(PROBLEM DESCRIPTION)
A line counts if it contains the string "connector"; say how many such lines there are, giving only the number.

(PROVIDED RECORDS)
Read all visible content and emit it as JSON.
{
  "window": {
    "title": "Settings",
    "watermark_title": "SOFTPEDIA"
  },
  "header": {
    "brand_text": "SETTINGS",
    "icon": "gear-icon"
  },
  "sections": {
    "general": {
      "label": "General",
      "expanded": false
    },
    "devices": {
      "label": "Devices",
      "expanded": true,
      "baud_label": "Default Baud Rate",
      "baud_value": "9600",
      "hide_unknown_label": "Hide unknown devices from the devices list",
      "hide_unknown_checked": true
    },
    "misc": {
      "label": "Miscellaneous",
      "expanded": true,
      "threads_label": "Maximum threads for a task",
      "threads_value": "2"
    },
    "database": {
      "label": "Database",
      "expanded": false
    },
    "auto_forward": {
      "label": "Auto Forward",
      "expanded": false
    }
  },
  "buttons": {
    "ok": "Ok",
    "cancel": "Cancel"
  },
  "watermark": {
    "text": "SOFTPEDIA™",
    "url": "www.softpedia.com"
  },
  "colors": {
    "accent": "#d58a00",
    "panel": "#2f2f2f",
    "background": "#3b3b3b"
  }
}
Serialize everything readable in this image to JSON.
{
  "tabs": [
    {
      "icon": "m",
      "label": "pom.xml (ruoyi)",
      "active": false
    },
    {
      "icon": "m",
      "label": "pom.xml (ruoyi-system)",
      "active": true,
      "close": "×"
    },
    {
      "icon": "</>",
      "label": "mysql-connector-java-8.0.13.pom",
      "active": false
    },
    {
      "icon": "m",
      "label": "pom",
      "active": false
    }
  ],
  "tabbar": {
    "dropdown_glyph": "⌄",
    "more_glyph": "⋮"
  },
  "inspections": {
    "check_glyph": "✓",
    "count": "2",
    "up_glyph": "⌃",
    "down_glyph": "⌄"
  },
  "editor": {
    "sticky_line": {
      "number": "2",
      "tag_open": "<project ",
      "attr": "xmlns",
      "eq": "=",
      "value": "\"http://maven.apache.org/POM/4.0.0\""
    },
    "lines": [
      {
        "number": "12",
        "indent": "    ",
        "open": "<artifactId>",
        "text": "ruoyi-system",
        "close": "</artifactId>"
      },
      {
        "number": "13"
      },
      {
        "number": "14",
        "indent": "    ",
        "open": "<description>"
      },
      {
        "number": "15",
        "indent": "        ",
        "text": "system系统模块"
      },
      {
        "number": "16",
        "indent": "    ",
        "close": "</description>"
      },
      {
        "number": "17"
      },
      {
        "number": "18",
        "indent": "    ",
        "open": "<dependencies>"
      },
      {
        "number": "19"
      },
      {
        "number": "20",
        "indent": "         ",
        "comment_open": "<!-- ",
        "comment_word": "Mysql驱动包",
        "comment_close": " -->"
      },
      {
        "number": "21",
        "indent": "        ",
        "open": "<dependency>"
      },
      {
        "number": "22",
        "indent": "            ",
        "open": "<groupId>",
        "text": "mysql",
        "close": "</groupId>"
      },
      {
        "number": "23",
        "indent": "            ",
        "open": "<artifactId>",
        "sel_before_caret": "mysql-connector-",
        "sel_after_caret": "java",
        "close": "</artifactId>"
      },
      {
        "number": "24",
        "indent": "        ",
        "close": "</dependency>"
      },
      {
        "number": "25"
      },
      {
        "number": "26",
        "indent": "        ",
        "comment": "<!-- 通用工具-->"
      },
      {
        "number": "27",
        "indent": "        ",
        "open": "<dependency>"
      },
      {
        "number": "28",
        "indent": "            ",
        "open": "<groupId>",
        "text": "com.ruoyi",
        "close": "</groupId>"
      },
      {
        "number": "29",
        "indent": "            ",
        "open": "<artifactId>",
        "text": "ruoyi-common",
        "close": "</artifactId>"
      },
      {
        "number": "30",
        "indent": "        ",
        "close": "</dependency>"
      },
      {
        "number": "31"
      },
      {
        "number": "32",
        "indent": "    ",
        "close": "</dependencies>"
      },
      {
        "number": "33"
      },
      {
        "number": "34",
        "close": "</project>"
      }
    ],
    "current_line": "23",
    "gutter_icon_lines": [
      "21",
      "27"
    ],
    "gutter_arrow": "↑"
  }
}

(RESULT)
2